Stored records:
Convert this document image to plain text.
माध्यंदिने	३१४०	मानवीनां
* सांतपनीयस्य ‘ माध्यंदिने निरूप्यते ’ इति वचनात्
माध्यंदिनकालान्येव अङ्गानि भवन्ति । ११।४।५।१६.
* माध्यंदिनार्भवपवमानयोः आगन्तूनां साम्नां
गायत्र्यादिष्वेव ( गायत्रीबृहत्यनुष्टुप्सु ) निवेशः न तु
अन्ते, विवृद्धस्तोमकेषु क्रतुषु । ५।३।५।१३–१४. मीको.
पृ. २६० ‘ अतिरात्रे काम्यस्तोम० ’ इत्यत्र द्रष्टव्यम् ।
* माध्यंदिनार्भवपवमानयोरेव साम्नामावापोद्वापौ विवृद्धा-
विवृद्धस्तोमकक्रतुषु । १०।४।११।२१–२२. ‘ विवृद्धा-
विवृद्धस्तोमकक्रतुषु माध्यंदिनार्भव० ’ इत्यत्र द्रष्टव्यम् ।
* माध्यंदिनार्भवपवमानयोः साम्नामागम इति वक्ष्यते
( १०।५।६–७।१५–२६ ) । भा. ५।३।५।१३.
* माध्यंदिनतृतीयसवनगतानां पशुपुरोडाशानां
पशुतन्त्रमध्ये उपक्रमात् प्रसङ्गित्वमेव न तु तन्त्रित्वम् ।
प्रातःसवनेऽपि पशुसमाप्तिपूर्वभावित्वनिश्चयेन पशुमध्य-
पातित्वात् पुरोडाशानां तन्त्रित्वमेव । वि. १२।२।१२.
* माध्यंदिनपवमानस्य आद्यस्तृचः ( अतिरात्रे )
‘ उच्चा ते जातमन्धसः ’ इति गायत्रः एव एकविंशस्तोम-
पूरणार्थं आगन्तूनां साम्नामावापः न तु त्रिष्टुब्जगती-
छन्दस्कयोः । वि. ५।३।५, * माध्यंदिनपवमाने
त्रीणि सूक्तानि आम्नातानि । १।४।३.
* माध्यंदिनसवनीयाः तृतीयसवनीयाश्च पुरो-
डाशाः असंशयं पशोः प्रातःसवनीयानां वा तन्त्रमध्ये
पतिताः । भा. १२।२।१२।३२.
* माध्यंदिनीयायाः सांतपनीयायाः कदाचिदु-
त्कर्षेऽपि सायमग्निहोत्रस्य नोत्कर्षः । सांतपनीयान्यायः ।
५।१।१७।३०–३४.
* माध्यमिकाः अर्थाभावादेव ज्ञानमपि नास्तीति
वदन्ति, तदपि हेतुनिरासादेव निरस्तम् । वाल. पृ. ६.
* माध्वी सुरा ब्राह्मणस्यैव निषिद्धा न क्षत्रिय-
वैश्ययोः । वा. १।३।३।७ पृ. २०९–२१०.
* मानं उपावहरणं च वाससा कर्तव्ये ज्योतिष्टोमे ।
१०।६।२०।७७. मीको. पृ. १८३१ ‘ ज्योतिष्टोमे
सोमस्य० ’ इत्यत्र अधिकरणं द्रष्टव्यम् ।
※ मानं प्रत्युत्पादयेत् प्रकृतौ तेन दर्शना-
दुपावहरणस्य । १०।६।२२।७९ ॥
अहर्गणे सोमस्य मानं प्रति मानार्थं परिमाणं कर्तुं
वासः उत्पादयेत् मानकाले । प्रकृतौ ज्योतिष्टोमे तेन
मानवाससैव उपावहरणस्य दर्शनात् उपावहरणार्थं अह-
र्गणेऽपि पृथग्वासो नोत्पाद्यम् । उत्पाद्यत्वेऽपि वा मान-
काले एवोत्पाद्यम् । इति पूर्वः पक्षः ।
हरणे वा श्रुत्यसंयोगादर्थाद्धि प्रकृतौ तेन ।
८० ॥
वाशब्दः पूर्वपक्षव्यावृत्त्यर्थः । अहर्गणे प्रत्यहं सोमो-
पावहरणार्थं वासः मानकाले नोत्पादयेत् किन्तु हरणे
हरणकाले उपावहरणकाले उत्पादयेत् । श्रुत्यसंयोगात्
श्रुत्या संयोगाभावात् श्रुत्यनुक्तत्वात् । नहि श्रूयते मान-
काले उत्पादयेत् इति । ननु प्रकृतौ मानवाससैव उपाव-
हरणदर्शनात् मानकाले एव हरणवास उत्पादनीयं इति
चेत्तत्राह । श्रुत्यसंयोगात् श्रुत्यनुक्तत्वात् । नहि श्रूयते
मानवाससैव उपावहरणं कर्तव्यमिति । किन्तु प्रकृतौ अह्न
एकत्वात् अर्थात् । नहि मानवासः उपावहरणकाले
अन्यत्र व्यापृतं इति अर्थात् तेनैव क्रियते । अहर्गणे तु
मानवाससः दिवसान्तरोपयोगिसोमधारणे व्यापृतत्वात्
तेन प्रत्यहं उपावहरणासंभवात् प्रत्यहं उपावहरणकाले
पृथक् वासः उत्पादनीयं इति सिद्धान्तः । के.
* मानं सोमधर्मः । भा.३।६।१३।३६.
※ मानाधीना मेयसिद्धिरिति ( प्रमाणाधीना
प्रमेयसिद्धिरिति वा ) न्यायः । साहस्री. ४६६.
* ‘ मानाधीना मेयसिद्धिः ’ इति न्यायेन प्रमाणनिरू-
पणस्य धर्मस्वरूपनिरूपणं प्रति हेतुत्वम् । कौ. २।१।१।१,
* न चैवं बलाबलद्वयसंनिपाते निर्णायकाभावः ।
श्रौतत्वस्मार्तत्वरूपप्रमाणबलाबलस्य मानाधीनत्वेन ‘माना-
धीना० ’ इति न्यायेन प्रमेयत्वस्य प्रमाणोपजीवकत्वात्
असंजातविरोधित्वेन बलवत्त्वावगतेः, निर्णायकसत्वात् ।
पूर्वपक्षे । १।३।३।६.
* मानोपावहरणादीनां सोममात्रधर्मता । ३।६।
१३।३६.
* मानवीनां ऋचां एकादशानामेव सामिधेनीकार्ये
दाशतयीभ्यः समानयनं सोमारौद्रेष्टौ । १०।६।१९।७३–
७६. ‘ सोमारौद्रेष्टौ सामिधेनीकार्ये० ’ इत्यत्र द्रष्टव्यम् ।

▶ DESCRIPTION OF THE TASK
Copy down the material exactly as written.

▶ THE COMPLETED TASK
Convert this document image to plain text.
माध्यंदिने	३१४०	मानवीनां
* सांतपनीयस्य ‘ माध्यंदिने निरूप्यते ’ इति वचनात्
माध्यंदिनकालान्येव अङ्गानि भवन्ति । ११।४।५।१६.
* माध्यंदिनार्भवपवमानयोः आगन्तूनां साम्नां
गायत्र्यादिष्वेव ( गायत्रीबृहत्यनुष्टुप्सु ) निवेशः न तु
अन्ते, विवृद्धस्तोमकेषु क्रतुषु । ५।३।५।१३–१४. मीको.
पृ. २६० ‘ अतिरात्रे काम्यस्तोम० ’ इत्यत्र द्रष्टव्यम् ।
* माध्यंदिनार्भवपवमानयोरेव साम्नामावापोद्वापौ विवृद्धा-
विवृद्धस्तोमकक्रतुषु । १०।४।११।२१–२२. ‘ विवृद्धा-
विवृद्धस्तोमकक्रतुषु माध्यंदिनार्भव० ’ इत्यत्र द्रष्टव्यम् ।
* माध्यंदिनार्भवपवमानयोः साम्नामागम इति वक्ष्यते
( १०।५।६–७।१५–२६ ) । भा. ५।३।५।१३.
* माध्यंदिनतृतीयसवनगतानां पशुपुरोडाशानां
पशुतन्त्रमध्ये उपक्रमात् प्रसङ्गित्वमेव न तु तन्त्रित्वम् ।
प्रातःसवनेऽपि पशुसमाप्तिपूर्वभावित्वनिश्चयेन पशुमध्य-
पातित्वात् पुरोडाशानां तन्त्रित्वमेव । वि. १२।२।१२.
* माध्यंदिनपवमानस्य आद्यस्तृचः ( अतिरात्रे )
‘ उच्चा ते जातमन्धसः ’ इति गायत्रः एव एकविंशस्तोम-
पूरणार्थं आगन्तूनां साम्नामावापः न तु त्रिष्टुब्जगती-
छन्दस्कयोः । वि. ५।३।५, * माध्यंदिनपवमाने
त्रीणि सूक्तानि आम्नातानि । १।४।३.
* माध्यंदिनसवनीयाः तृतीयसवनीयाश्च पुरो-
डाशाः असंशयं पशोः प्रातःसवनीयानां वा तन्त्रमध्ये
पतिताः । भा. १२।२।१२।३२.
* माध्यंदिनीयायाः सांतपनीयायाः कदाचिदु-
त्कर्षेऽपि सायमग्निहोत्रस्य नोत्कर्षः । सांतपनीयान्यायः ।
५।१।१७।३०–३४.
* माध्यमिकाः अर्थाभावादेव ज्ञानमपि नास्तीति
वदन्ति, तदपि हेतुनिरासादेव निरस्तम् । वाल. पृ. ६.
* माध्वी सुरा ब्राह्मणस्यैव निषिद्धा न क्षत्रिय-
वैश्ययोः । वा. १।३।३।७ पृ. २०९–२१०.
* मानं उपावहरणं च वाससा कर्तव्ये ज्योतिष्टोमे ।
१०।६।२०।७७. मीको. पृ. १८३१ ‘ ज्योतिष्टोमे
सोमस्य० ’ इत्यत्र अधिकरणं द्रष्टव्यम् ।
※ मानं प्रत्युत्पादयेत् प्रकृतौ तेन दर्शना-
दुपावहरणस्य । १०।६।२२।७९ ॥
अहर्गणे सोमस्य मानं प्रति मानार्थं परिमाणं कर्तुं
वासः उत्पादयेत् मानकाले । प्रकृतौ ज्योतिष्टोमे तेन
मानवाससैव उपावहरणस्य दर्शनात् उपावहरणार्थं अह-
र्गणेऽपि पृथग्वासो नोत्पाद्यम् । उत्पाद्यत्वेऽपि वा मान-
काले एवोत्पाद्यम् । इति पूर्वः पक्षः ।
हरणे वा श्रुत्यसंयोगादर्थाद्धि प्रकृतौ तेन ।
८० ॥
वाशब्दः पूर्वपक्षव्यावृत्त्यर्थः । अहर्गणे प्रत्यहं सोमो-
पावहरणार्थं वासः मानकाले नोत्पादयेत् किन्तु हरणे
हरणकाले उपावहरणकाले उत्पादयेत् । श्रुत्यसंयोगात्
श्रुत्या संयोगाभावात् श्रुत्यनुक्तत्वात् । नहि श्रूयते मान-
काले उत्पादयेत् इति । ननु प्रकृतौ मानवाससैव उपाव-
हरणदर्शनात् मानकाले एव हरणवास उत्पादनीयं इति
चेत्तत्राह । श्रुत्यसंयोगात् श्रुत्यनुक्तत्वात् । नहि श्रूयते
मानवाससैव उपावहरणं कर्तव्यमिति । किन्तु प्रकृतौ अह्न
एकत्वात् अर्थात् । नहि मानवासः उपावहरणकाले
अन्यत्र व्यापृतं इति अर्थात् तेनैव क्रियते । अहर्गणे तु
मानवाससः दिवसान्तरोपयोगिसोमधारणे व्यापृतत्वात्
तेन प्रत्यहं उपावहरणासंभवात् प्रत्यहं उपावहरणकाले
पृथक् वासः उत्पादनीयं इति सिद्धान्तः । के.
* मानं सोमधर्मः । भा.३।६।१३।३६.
※ मानाधीना मेयसिद्धिरिति ( प्रमाणाधीना
प्रमेयसिद्धिरिति वा ) न्यायः । साहस्री. ४६६.
* ‘ मानाधीना मेयसिद्धिः ’ इति न्यायेन प्रमाणनिरू-
पणस्य धर्मस्वरूपनिरूपणं प्रति हेतुत्वम् । कौ. २।१।१।१,
* न चैवं बलाबलद्वयसंनिपाते निर्णायकाभावः ।
श्रौतत्वस्मार्तत्वरूपप्रमाणबलाबलस्य मानाधीनत्वेन ‘माना-
धीना० ’ इति न्यायेन प्रमेयत्वस्य प्रमाणोपजीवकत्वात्
असंजातविरोधित्वेन बलवत्त्वावगतेः, निर्णायकसत्वात् ।
पूर्वपक्षे । १।३।३।६.
* मानोपावहरणादीनां सोममात्रधर्मता । ३।६।
१३।३६.
* मानवीनां ऋचां एकादशानामेव सामिधेनीकार्ये
दाशतयीभ्यः समानयनं सोमारौद्रेष्टौ । १०।६।१९।७३–
७६. ‘ सोमारौद्रेष्टौ सामिधेनीकार्ये० ’ इत्यत्र द्रष्टव्यम् ।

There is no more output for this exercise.